Directions. Repeat the material below word for word and leave out all pictures.

[Records that describe figures]
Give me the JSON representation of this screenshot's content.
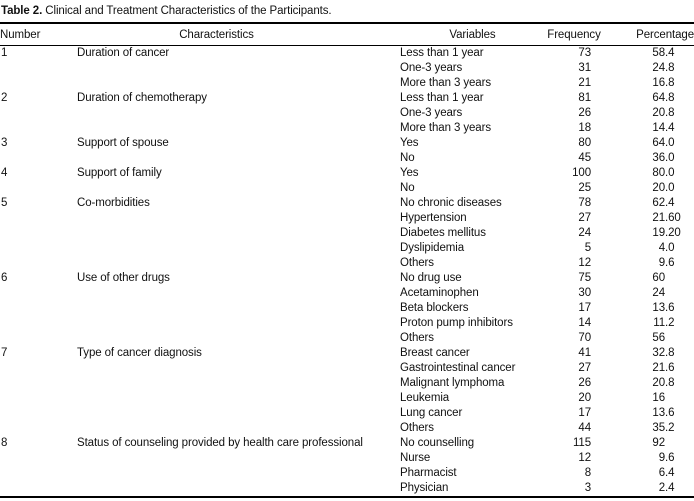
{
  "title": {
    "label": "Table 2.",
    "text": "Clinical and Treatment Characteristics of the Participants."
  },
  "table": {
    "columns": {
      "number": "Number",
      "characteristics": "Characteristics",
      "variables": "Variables",
      "frequency": "Frequency",
      "percentage": "Percentage"
    },
    "groups": [
      {
        "number": "1",
        "characteristic": "Duration of cancer",
        "items": [
          {
            "variable": "Less than 1 year",
            "frequency": "73",
            "percentage": "58.4"
          },
          {
            "variable": "One-3 years",
            "frequency": "31",
            "percentage": "24.8"
          },
          {
            "variable": "More than 3 years",
            "frequency": "21",
            "percentage": "16.8"
          }
        ]
      },
      {
        "number": "2",
        "characteristic": "Duration of chemotherapy",
        "items": [
          {
            "variable": "Less than 1 year",
            "frequency": "81",
            "percentage": "64.8"
          },
          {
            "variable": "One-3 years",
            "frequency": "26",
            "percentage": "20.8"
          },
          {
            "variable": "More than 3 years",
            "frequency": "18",
            "percentage": "14.4"
          }
        ]
      },
      {
        "number": "3",
        "characteristic": "Support of spouse",
        "items": [
          {
            "variable": "Yes",
            "frequency": "80",
            "percentage": "64.0"
          },
          {
            "variable": "No",
            "frequency": "45",
            "percentage": "36.0"
          }
        ]
      },
      {
        "number": "4",
        "characteristic": "Support of family",
        "items": [
          {
            "variable": "Yes",
            "frequency": "100",
            "percentage": "80.0"
          },
          {
            "variable": "No",
            "frequency": "25",
            "percentage": "20.0"
          }
        ]
      },
      {
        "number": "5",
        "characteristic": "Co-morbidities",
        "items": [
          {
            "variable": "No chronic diseases",
            "frequency": "78",
            "percentage": "62.4"
          },
          {
            "variable": "Hypertension",
            "frequency": "27",
            "percentage": "21.60"
          },
          {
            "variable": "Diabetes mellitus",
            "frequency": "24",
            "percentage": "19.20"
          },
          {
            "variable": "Dyslipidemia",
            "frequency": "5",
            "percentage": "4.0"
          },
          {
            "variable": "Others",
            "frequency": "12",
            "percentage": "9.6"
          }
        ]
      },
      {
        "number": "6",
        "characteristic": "Use of other drugs",
        "items": [
          {
            "variable": "No drug use",
            "frequency": "75",
            "percentage": "60"
          },
          {
            "variable": "Acetaminophen",
            "frequency": "30",
            "percentage": "24"
          },
          {
            "variable": "Beta blockers",
            "frequency": "17",
            "percentage": "13.6"
          },
          {
            "variable": "Proton pump inhibitors",
            "frequency": "14",
            "percentage": "11.2"
          },
          {
            "variable": "Others",
            "frequency": "70",
            "percentage": "56"
          }
        ]
      },
      {
        "number": "7",
        "characteristic": "Type of cancer diagnosis",
        "items": [
          {
            "variable": "Breast cancer",
            "frequency": "41",
            "percentage": "32.8"
          },
          {
            "variable": "Gastrointestinal cancer",
            "frequency": "27",
            "percentage": "21.6"
          },
          {
            "variable": "Malignant lymphoma",
            "frequency": "26",
            "percentage": "20.8"
          },
          {
            "variable": "Leukemia",
            "frequency": "20",
            "percentage": "16"
          },
          {
            "variable": "Lung cancer",
            "frequency": "17",
            "percentage": "13.6"
          },
          {
            "variable": "Others",
            "frequency": "44",
            "percentage": "35.2"
          }
        ]
      },
      {
        "number": "8",
        "characteristic": "Status of counseling provided by health care professional",
        "items": [
          {
            "variable": "No counselling",
            "frequency": "115",
            "percentage": "92"
          },
          {
            "variable": "Nurse",
            "frequency": "12",
            "percentage": "9.6"
          },
          {
            "variable": "Pharmacist",
            "frequency": "8",
            "percentage": "6.4"
          },
          {
            "variable": "Physician",
            "frequency": "3",
            "percentage": "2.4"
          }
        ]
      }
    ]
  }
}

Correct response.
Give me the JSON representation of this screenshot's content.
{
  "title": {
    "label": "Table 2.",
    "text": "Clinical and Treatment Characteristics of the Participants."
  },
  "table": {
    "columns": {
      "number": "Number",
      "characteristics": "Characteristics",
      "variables": "Variables",
      "frequency": "Frequency",
      "percentage": "Percentage"
    },
    "groups": [
      {
        "number": "1",
        "characteristic": "Duration of cancer",
        "items": [
          {
            "variable": "Less than 1 year",
            "frequency": "73",
            "percentage": "58.4"
          },
          {
            "variable": "One-3 years",
            "frequency": "31",
            "percentage": "24.8"
          },
          {
            "variable": "More than 3 years",
            "frequency": "21",
            "percentage": "16.8"
          }
        ]
      },
      {
        "number": "2",
        "characteristic": "Duration of chemotherapy",
        "items": [
          {
            "variable": "Less than 1 year",
            "frequency": "81",
            "percentage": "64.8"
          },
          {
            "variable": "One-3 years",
            "frequency": "26",
            "percentage": "20.8"
          },
          {
            "variable": "More than 3 years",
            "frequency": "18",
            "percentage": "14.4"
          }
        ]
      },
      {
        "number": "3",
        "characteristic": "Support of spouse",
        "items": [
          {
            "variable": "Yes",
            "frequency": "80",
            "percentage": "64.0"
          },
          {
            "variable": "No",
            "frequency": "45",
            "percentage": "36.0"
          }
        ]
      },
      {
        "number": "4",
        "characteristic": "Support of family",
        "items": [
          {
            "variable": "Yes",
            "frequency": "100",
            "percentage": "80.0"
          },
          {
            "variable": "No",
            "frequency": "25",
            "percentage": "20.0"
          }
        ]
      },
      {
        "number": "5",
        "characteristic": "Co-morbidities",
        "items": [
          {
            "variable": "No chronic diseases",
            "frequency": "78",
            "percentage": "62.4"
          },
          {
            "variable": "Hypertension",
            "frequency": "27",
            "percentage": "21.60"
          },
          {
            "variable": "Diabetes mellitus",
            "frequency": "24",
            "percentage": "19.20"
          },
          {
            "variable": "Dyslipidemia",
            "frequency": "5",
            "percentage": "4.0"
          },
          {
            "variable": "Others",
            "frequency": "12",
            "percentage": "9.6"
          }
        ]
      },
      {
        "number": "6",
        "characteristic": "Use of other drugs",
        "items": [
          {
            "variable": "No drug use",
            "frequency": "75",
            "percentage": "60"
          },
          {
            "variable": "Acetaminophen",
            "frequency": "30",
            "percentage": "24"
          },
          {
            "variable": "Beta blockers",
            "frequency": "17",
            "percentage": "13.6"
          },
          {
            "variable": "Proton pump inhibitors",
            "frequency": "14",
            "percentage": "11.2"
          },
          {
            "variable": "Others",
            "frequency": "70",
            "percentage": "56"
          }
        ]
      },
      {
        "number": "7",
        "characteristic": "Type of cancer diagnosis",
        "items": [
          {
            "variable": "Breast cancer",
            "frequency": "41",
            "percentage": "32.8"
          },
          {
            "variable": "Gastrointestinal cancer",
            "frequency": "27",
            "percentage": "21.6"
          },
          {
            "variable": "Malignant lymphoma",
            "frequency": "26",
            "percentage": "20.8"
          },
          {
            "variable": "Leukemia",
            "frequency": "20",
            "percentage": "16"
          },
          {
            "variable": "Lung cancer",
            "frequency": "17",
            "percentage": "13.6"
          },
          {
            "variable": "Others",
            "frequency": "44",
            "percentage": "35.2"
          }
        ]
      },
      {
        "number": "8",
        "characteristic": "Status of counseling provided by health care professional",
        "items": [
          {
            "variable": "No counselling",
            "frequency": "115",
            "percentage": "92"
          },
          {
            "variable": "Nurse",
            "frequency": "12",
            "percentage": "9.6"
          },
          {
            "variable": "Pharmacist",
            "frequency": "8",
            "percentage": "6.4"
          },
          {
            "variable": "Physician",
            "frequency": "3",
            "percentage": "2.4"
          }
        ]
      }
    ]
  }
}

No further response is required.